--- begin Material shown ---

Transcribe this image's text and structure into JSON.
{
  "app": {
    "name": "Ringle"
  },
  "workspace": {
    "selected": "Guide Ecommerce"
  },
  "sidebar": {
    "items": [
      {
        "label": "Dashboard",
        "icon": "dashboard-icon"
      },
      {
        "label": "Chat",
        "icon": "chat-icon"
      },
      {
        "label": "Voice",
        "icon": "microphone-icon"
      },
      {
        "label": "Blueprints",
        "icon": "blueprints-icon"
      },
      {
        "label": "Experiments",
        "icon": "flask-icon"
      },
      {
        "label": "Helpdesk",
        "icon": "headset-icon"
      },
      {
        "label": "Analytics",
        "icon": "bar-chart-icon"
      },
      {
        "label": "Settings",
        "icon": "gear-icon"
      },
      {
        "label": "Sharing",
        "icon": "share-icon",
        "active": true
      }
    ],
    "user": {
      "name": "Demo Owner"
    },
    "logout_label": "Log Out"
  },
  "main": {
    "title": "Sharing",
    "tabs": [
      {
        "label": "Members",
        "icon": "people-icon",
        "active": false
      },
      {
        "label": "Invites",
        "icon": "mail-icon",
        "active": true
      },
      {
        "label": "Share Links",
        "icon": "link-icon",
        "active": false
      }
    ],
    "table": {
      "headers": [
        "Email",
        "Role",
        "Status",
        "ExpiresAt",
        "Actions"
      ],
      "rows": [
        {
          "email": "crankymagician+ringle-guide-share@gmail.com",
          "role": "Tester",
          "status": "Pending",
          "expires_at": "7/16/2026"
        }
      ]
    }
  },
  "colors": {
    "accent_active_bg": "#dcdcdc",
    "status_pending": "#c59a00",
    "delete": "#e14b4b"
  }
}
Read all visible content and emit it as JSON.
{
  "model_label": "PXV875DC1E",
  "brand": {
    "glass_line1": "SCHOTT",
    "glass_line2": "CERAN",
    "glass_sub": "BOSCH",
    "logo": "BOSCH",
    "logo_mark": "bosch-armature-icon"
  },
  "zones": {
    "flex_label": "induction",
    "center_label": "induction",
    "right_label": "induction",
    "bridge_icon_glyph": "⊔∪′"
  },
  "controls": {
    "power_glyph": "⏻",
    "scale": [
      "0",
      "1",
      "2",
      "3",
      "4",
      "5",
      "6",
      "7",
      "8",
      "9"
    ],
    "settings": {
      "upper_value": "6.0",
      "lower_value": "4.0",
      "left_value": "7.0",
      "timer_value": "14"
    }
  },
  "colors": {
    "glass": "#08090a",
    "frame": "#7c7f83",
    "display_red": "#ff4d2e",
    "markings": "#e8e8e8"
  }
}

--- end Material shown ---

Using the records above, find and show each line with the string "induction".

    "flex_label": "induction",
    "center_label": "induction",
    "right_label": "induction",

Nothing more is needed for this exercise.